• _Brief_
Your task is to transcribe the records exactly, skipping every image.

• _Data listing_
◇ ◇ ◇ ◇

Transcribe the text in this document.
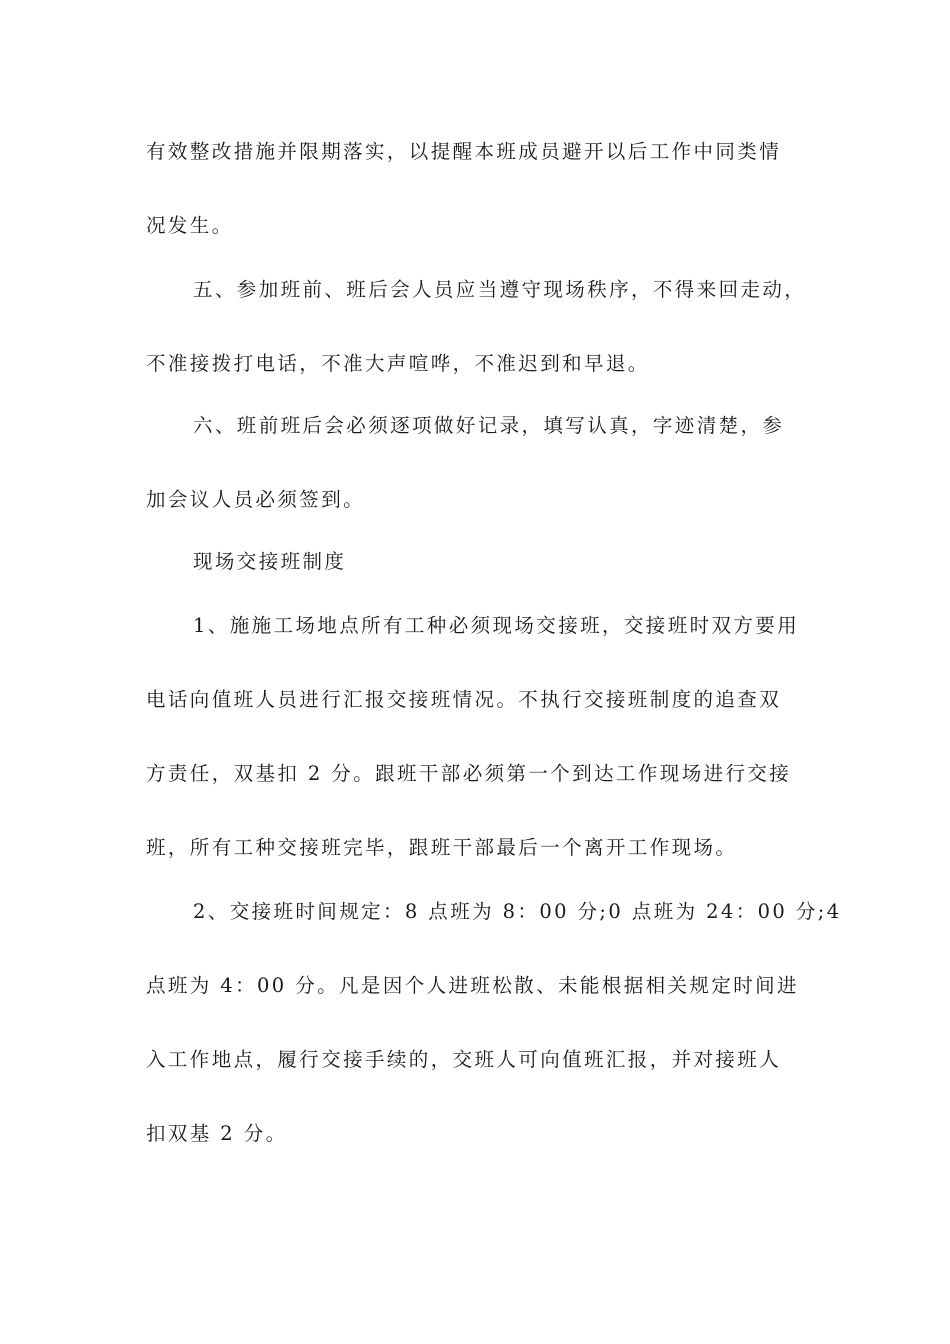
有效整改措施并限期落实，以提醒本班成员避开以后工作中同类情
况发生。
五、参加班前、班后会人员应当遵守现场秩序，不得来回走动，
不准接拨打电话，不准大声喧哗，不准迟到和早退。
六、班前班后会必须逐项做好记录，填写认真，字迹清楚，参
加会议人员必须签到。
现场交接班制度
1、施施工场地点所有工种必须现场交接班，交接班时双方要用
电话向值班人员进行汇报交接班情况。不执行交接班制度的追查双
方责任，双基扣 2 分。跟班干部必须第一个到达工作现场进行交接
班，所有工种交接班完毕，跟班干部最后一个离开工作现场。
2、交接班时间规定：8 点班为 8：00 分;0 点班为 24：00 分;4
点班为 4：00 分。凡是因个人进班松散、未能根据相关规定时间进
入工作地点，履行交接手续的，交班人可向值班汇报，并对接班人
扣双基 2 分。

◇ ◇ ◇ ◇

• _Exercise output_
Transcribe the text in this document.
有效整改措施并限期落实，以提醒本班成员避开以后工作中同类情
况发生。
五、参加班前、班后会人员应当遵守现场秩序，不得来回走动，
不准接拨打电话，不准大声喧哗，不准迟到和早退。
六、班前班后会必须逐项做好记录，填写认真，字迹清楚，参
加会议人员必须签到。
现场交接班制度
1、施施工场地点所有工种必须现场交接班，交接班时双方要用
电话向值班人员进行汇报交接班情况。不执行交接班制度的追查双
方责任，双基扣 2 分。跟班干部必须第一个到达工作现场进行交接
班，所有工种交接班完毕，跟班干部最后一个离开工作现场。
2、交接班时间规定：8 点班为 8：00 分;0 点班为 24：00 分;4
点班为 4：00 分。凡是因个人进班松散、未能根据相关规定时间进
入工作地点，履行交接手续的，交班人可向值班汇报，并对接班人
扣双基 2 分。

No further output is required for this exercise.